■ Task description:
Look through the data below. Show each line where the string "bottom" occurs.

::::::

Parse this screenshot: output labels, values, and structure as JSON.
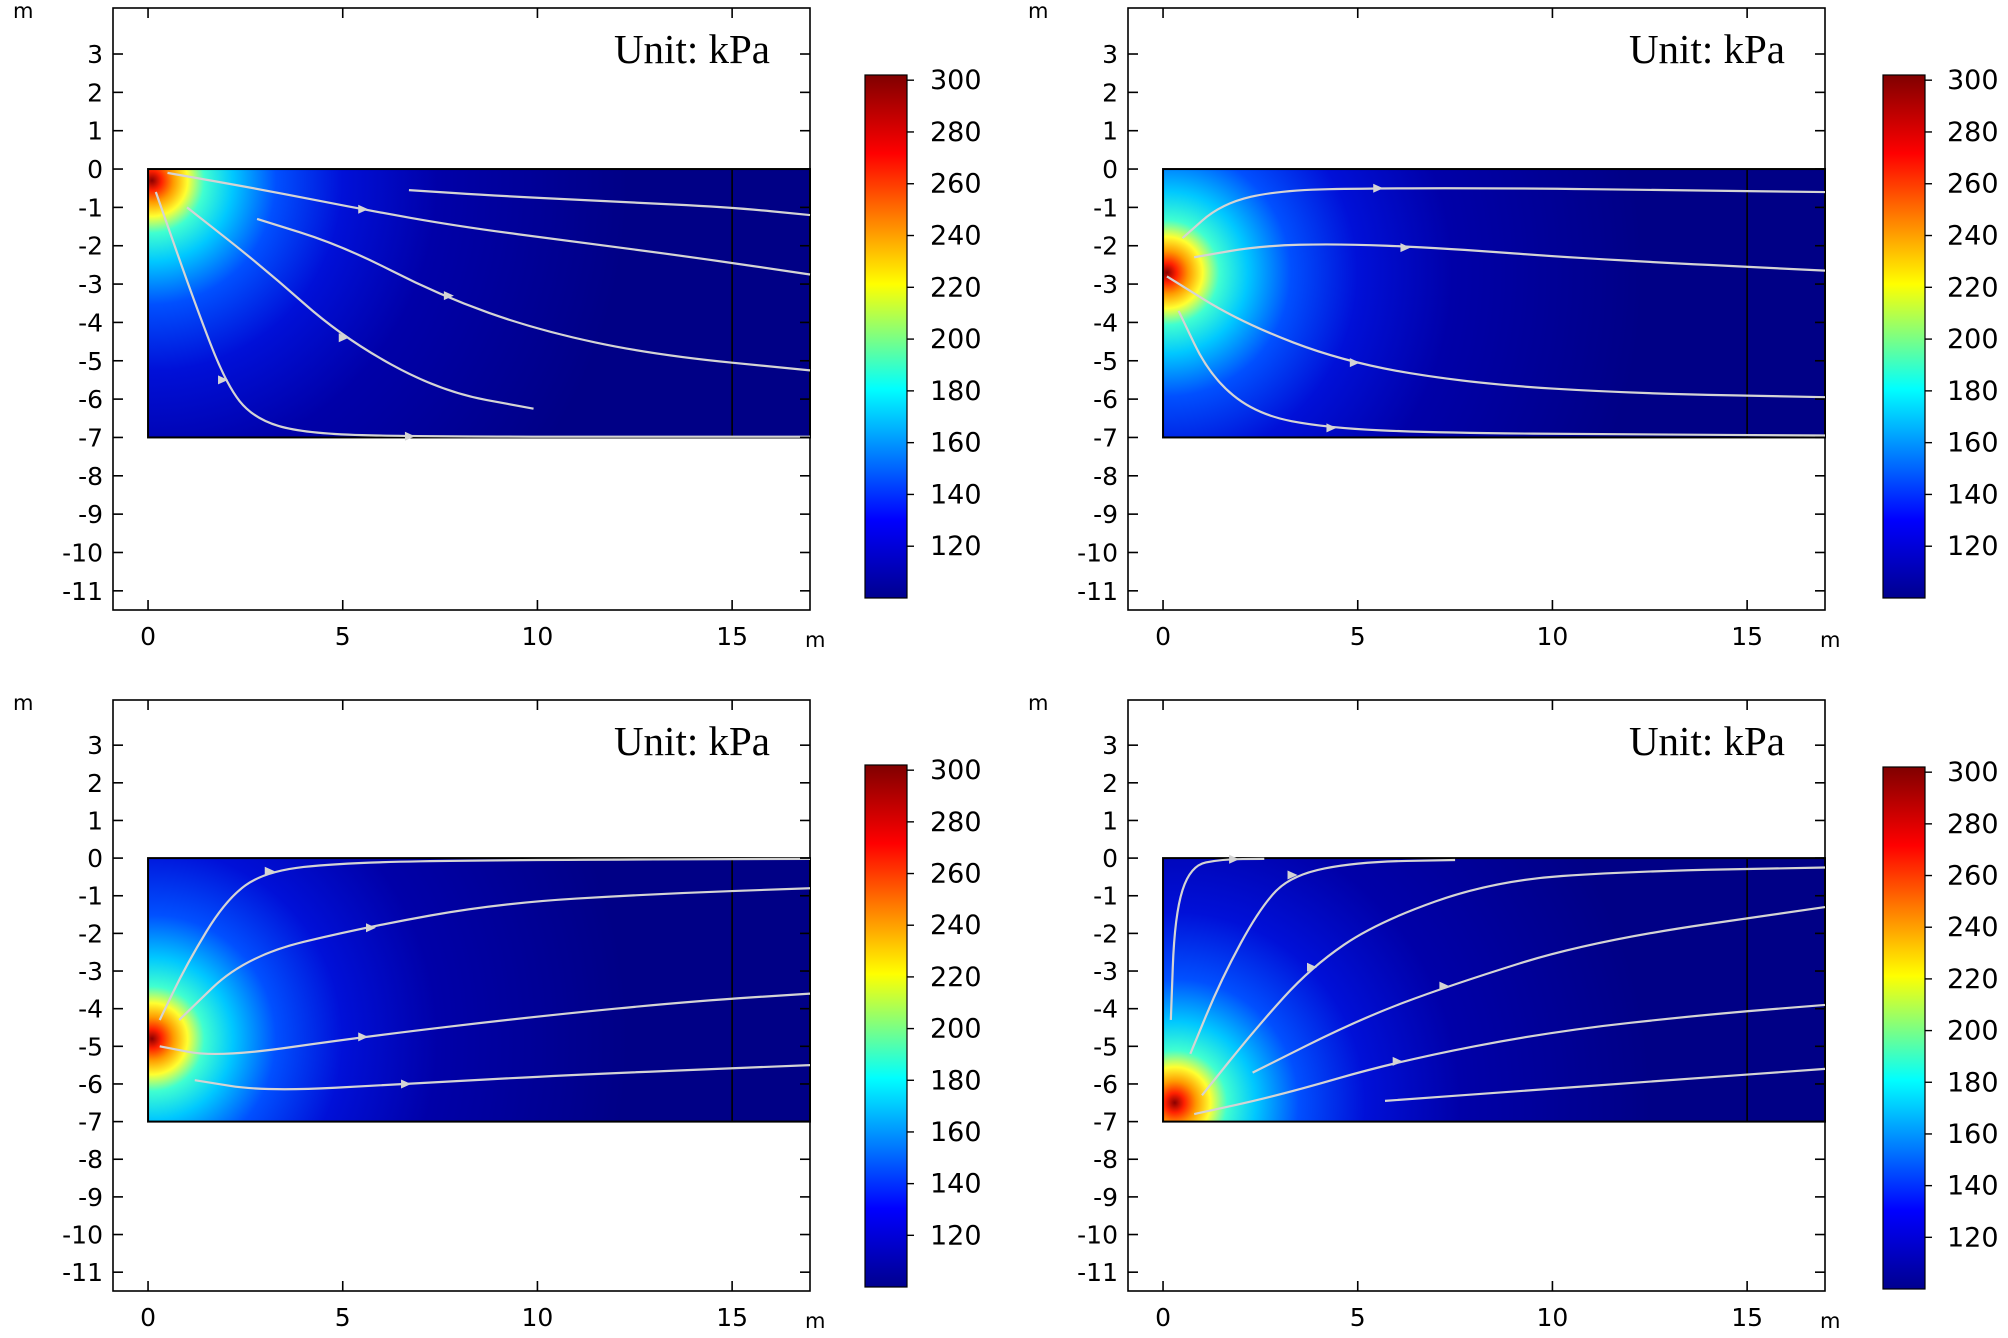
{
  "unit_note": "Unit: kPa",
  "colorbar": {
    "min": 100,
    "max": 302,
    "ticks": [
      120,
      140,
      160,
      180,
      200,
      220,
      240,
      260,
      280,
      300
    ],
    "colormap": "rainbow",
    "stops": [
      "#00008f",
      "#0000ff",
      "#00ffff",
      "#ffff00",
      "#ff0000",
      "#800000"
    ]
  },
  "chart_data": [
    {
      "type": "heatmap",
      "panel": "top-left",
      "xlabel": "m",
      "ylabel": "m",
      "xlim": [
        -0.9,
        17
      ],
      "ylim": [
        -11.5,
        4.2
      ],
      "xticks": [
        0,
        5,
        10,
        15
      ],
      "yticks": [
        3,
        2,
        1,
        0,
        -1,
        -2,
        -3,
        -4,
        -5,
        -6,
        -7,
        -8,
        -9,
        -10,
        -11
      ],
      "domain": {
        "x": [
          0,
          17
        ],
        "y": [
          -7,
          0
        ]
      },
      "divider_x": 15,
      "source": {
        "x": 0.1,
        "y": -0.3
      },
      "streamlines": [
        [
          [
            0.5,
            -0.1
          ],
          [
            3,
            -0.55
          ],
          [
            5.5,
            -1.05
          ],
          [
            8,
            -1.5
          ],
          [
            11,
            -1.9
          ],
          [
            14,
            -2.3
          ],
          [
            17,
            -2.75
          ]
        ],
        [
          [
            6.7,
            -0.55
          ],
          [
            9,
            -0.7
          ],
          [
            12,
            -0.85
          ],
          [
            15,
            -1.0
          ],
          [
            17,
            -1.2
          ]
        ],
        [
          [
            2.8,
            -1.3
          ],
          [
            5,
            -2.0
          ],
          [
            7.5,
            -3.3
          ],
          [
            10,
            -4.2
          ],
          [
            13,
            -4.85
          ],
          [
            17,
            -5.25
          ]
        ],
        [
          [
            1.0,
            -1.0
          ],
          [
            3,
            -2.6
          ],
          [
            5,
            -4.4
          ],
          [
            7.5,
            -5.8
          ],
          [
            9.9,
            -6.25
          ]
        ],
        [
          [
            0.2,
            -0.6
          ],
          [
            1.2,
            -3.5
          ],
          [
            2,
            -5.6
          ],
          [
            2.7,
            -6.5
          ],
          [
            4,
            -6.9
          ],
          [
            7,
            -6.98
          ],
          [
            17,
            -6.98
          ]
        ]
      ],
      "arrows": [
        [
          5.5,
          -1.05
        ],
        [
          7.7,
          -3.3
        ],
        [
          5,
          -4.4
        ],
        [
          1.9,
          -5.5
        ],
        [
          6.7,
          -6.97
        ]
      ]
    },
    {
      "type": "heatmap",
      "panel": "top-right",
      "xlabel": "m",
      "ylabel": "m",
      "xlim": [
        -0.9,
        17
      ],
      "ylim": [
        -11.5,
        4.2
      ],
      "xticks": [
        0,
        5,
        10,
        15
      ],
      "yticks": [
        3,
        2,
        1,
        0,
        -1,
        -2,
        -3,
        -4,
        -5,
        -6,
        -7,
        -8,
        -9,
        -10,
        -11
      ],
      "domain": {
        "x": [
          0,
          17
        ],
        "y": [
          -7,
          0
        ]
      },
      "divider_x": 15,
      "source": {
        "x": 0.1,
        "y": -2.7
      },
      "streamlines": [
        [
          [
            0.5,
            -1.8
          ],
          [
            1.5,
            -0.9
          ],
          [
            3,
            -0.55
          ],
          [
            5.5,
            -0.5
          ],
          [
            9,
            -0.5
          ],
          [
            13,
            -0.55
          ],
          [
            17,
            -0.6
          ]
        ],
        [
          [
            0.8,
            -2.3
          ],
          [
            2.5,
            -2.0
          ],
          [
            4.5,
            -1.95
          ],
          [
            7,
            -2.05
          ],
          [
            11,
            -2.35
          ],
          [
            17,
            -2.65
          ]
        ],
        [
          [
            0.1,
            -2.8
          ],
          [
            2,
            -4.0
          ],
          [
            4.7,
            -5.05
          ],
          [
            8,
            -5.6
          ],
          [
            12,
            -5.85
          ],
          [
            17,
            -5.95
          ]
        ],
        [
          [
            0.4,
            -3.7
          ],
          [
            1.2,
            -5.4
          ],
          [
            2.4,
            -6.4
          ],
          [
            4.2,
            -6.75
          ],
          [
            7,
            -6.88
          ],
          [
            12,
            -6.92
          ],
          [
            17,
            -6.95
          ]
        ]
      ],
      "arrows": [
        [
          5.5,
          -0.5
        ],
        [
          6.2,
          -2.05
        ],
        [
          4.9,
          -5.05
        ],
        [
          4.3,
          -6.75
        ]
      ]
    },
    {
      "type": "heatmap",
      "panel": "bottom-left",
      "xlabel": "m",
      "ylabel": "m",
      "xlim": [
        -0.9,
        17
      ],
      "ylim": [
        -11.5,
        4.2
      ],
      "xticks": [
        0,
        5,
        10,
        15
      ],
      "yticks": [
        3,
        2,
        1,
        0,
        -1,
        -2,
        -3,
        -4,
        -5,
        -6,
        -7,
        -8,
        -9,
        -10,
        -11
      ],
      "domain": {
        "x": [
          0,
          17
        ],
        "y": [
          -7,
          0
        ]
      },
      "divider_x": 15,
      "source": {
        "x": 0.1,
        "y": -4.8
      },
      "streamlines": [
        [
          [
            0.3,
            -4.3
          ],
          [
            1,
            -2.8
          ],
          [
            2,
            -1.1
          ],
          [
            3,
            -0.35
          ],
          [
            5,
            -0.12
          ],
          [
            9,
            -0.05
          ],
          [
            17,
            -0.02
          ]
        ],
        [
          [
            0.8,
            -4.3
          ],
          [
            2.5,
            -2.6
          ],
          [
            5.5,
            -1.85
          ],
          [
            9,
            -1.2
          ],
          [
            13,
            -0.95
          ],
          [
            17,
            -0.8
          ]
        ],
        [
          [
            0.3,
            -5.0
          ],
          [
            1.8,
            -5.3
          ],
          [
            5.5,
            -4.75
          ],
          [
            10,
            -4.2
          ],
          [
            14,
            -3.8
          ],
          [
            17,
            -3.6
          ]
        ],
        [
          [
            1.2,
            -5.9
          ],
          [
            3,
            -6.2
          ],
          [
            6.6,
            -6.0
          ],
          [
            11,
            -5.75
          ],
          [
            17,
            -5.5
          ]
        ]
      ],
      "arrows": [
        [
          3.1,
          -0.35
        ],
        [
          5.7,
          -1.85
        ],
        [
          5.5,
          -4.75
        ],
        [
          6.6,
          -6.0
        ]
      ]
    },
    {
      "type": "heatmap",
      "panel": "bottom-right",
      "xlabel": "m",
      "ylabel": "m",
      "xlim": [
        -0.9,
        17
      ],
      "ylim": [
        -11.5,
        4.2
      ],
      "xticks": [
        0,
        5,
        10,
        15
      ],
      "yticks": [
        3,
        2,
        1,
        0,
        -1,
        -2,
        -3,
        -4,
        -5,
        -6,
        -7,
        -8,
        -9,
        -10,
        -11
      ],
      "domain": {
        "x": [
          0,
          17
        ],
        "y": [
          -7,
          0
        ]
      },
      "divider_x": 15,
      "source": {
        "x": 0.3,
        "y": -6.5
      },
      "streamlines": [
        [
          [
            0.2,
            -4.3
          ],
          [
            0.3,
            -1.5
          ],
          [
            0.7,
            -0.2
          ],
          [
            1.5,
            -0.03
          ],
          [
            2.6,
            -0.02
          ]
        ],
        [
          [
            0.7,
            -5.2
          ],
          [
            1.5,
            -3.2
          ],
          [
            2.5,
            -1.3
          ],
          [
            3.3,
            -0.45
          ],
          [
            5,
            -0.1
          ],
          [
            7.5,
            -0.05
          ]
        ],
        [
          [
            1.0,
            -6.3
          ],
          [
            2.4,
            -4.5
          ],
          [
            3.8,
            -2.9
          ],
          [
            5.5,
            -1.7
          ],
          [
            8.5,
            -0.6
          ],
          [
            12,
            -0.35
          ],
          [
            17,
            -0.25
          ]
        ],
        [
          [
            2.3,
            -5.7
          ],
          [
            5,
            -4.3
          ],
          [
            7.3,
            -3.4
          ],
          [
            11,
            -2.2
          ],
          [
            17,
            -1.3
          ]
        ],
        [
          [
            0.8,
            -6.8
          ],
          [
            3,
            -6.3
          ],
          [
            6,
            -5.4
          ],
          [
            10,
            -4.6
          ],
          [
            14,
            -4.15
          ],
          [
            17,
            -3.9
          ]
        ],
        [
          [
            5.7,
            -6.45
          ],
          [
            9,
            -6.2
          ],
          [
            13,
            -5.9
          ],
          [
            17,
            -5.6
          ]
        ]
      ],
      "arrows": [
        [
          1.8,
          -0.03
        ],
        [
          3.3,
          -0.45
        ],
        [
          3.8,
          -2.9
        ],
        [
          7.2,
          -3.4
        ],
        [
          6,
          -5.4
        ]
      ]
    }
  ]
}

::::::

■ Result of the task:
      "panel": "bottom-left",
      "panel": "bottom-right",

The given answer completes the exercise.